## ENTRIES SUPPLIED
☆ ☆ ☆
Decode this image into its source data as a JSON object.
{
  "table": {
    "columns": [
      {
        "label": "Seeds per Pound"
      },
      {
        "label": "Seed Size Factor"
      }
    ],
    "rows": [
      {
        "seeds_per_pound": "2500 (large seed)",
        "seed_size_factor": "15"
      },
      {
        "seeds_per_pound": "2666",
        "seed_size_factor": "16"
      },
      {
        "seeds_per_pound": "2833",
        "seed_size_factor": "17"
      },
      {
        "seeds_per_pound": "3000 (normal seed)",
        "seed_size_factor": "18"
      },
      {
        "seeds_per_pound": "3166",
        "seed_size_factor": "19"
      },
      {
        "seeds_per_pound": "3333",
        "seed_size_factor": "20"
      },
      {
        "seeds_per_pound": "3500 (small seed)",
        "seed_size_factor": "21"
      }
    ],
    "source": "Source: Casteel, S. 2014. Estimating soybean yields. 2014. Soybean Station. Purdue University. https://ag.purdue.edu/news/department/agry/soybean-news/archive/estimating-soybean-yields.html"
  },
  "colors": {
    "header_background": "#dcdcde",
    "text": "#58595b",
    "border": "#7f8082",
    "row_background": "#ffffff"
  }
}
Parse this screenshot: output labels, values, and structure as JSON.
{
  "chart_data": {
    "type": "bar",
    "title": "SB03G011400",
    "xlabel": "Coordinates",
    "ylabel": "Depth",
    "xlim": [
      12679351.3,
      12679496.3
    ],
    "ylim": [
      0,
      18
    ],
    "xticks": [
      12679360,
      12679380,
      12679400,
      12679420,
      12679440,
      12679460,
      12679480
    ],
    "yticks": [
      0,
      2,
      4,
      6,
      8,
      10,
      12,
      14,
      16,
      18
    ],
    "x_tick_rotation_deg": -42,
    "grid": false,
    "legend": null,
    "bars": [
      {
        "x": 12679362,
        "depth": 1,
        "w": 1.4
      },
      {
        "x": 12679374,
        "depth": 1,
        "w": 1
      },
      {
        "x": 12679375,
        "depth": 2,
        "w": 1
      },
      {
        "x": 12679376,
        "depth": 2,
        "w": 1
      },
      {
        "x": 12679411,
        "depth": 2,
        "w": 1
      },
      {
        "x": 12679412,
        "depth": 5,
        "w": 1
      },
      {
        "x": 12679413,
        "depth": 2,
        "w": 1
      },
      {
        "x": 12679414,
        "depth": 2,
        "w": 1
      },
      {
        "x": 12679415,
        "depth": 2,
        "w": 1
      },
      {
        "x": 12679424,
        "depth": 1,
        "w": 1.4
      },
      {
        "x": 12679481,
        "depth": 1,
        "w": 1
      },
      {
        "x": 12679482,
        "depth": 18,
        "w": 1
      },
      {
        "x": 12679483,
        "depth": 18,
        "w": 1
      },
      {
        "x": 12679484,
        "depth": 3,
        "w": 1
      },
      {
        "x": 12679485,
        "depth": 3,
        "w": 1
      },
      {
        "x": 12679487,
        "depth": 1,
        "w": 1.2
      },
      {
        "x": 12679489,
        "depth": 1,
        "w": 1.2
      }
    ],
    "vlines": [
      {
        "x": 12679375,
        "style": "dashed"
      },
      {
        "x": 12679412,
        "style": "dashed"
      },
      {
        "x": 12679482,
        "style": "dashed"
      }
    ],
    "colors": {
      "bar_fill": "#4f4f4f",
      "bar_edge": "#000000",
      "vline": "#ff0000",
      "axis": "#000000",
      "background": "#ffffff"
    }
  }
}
☆ ☆ ☆
## WHAT THE TASK REQUIRES
Check every line of the entries above for the word "source" and report how many lines contain it, giving the number only.

## TASK RESULT
2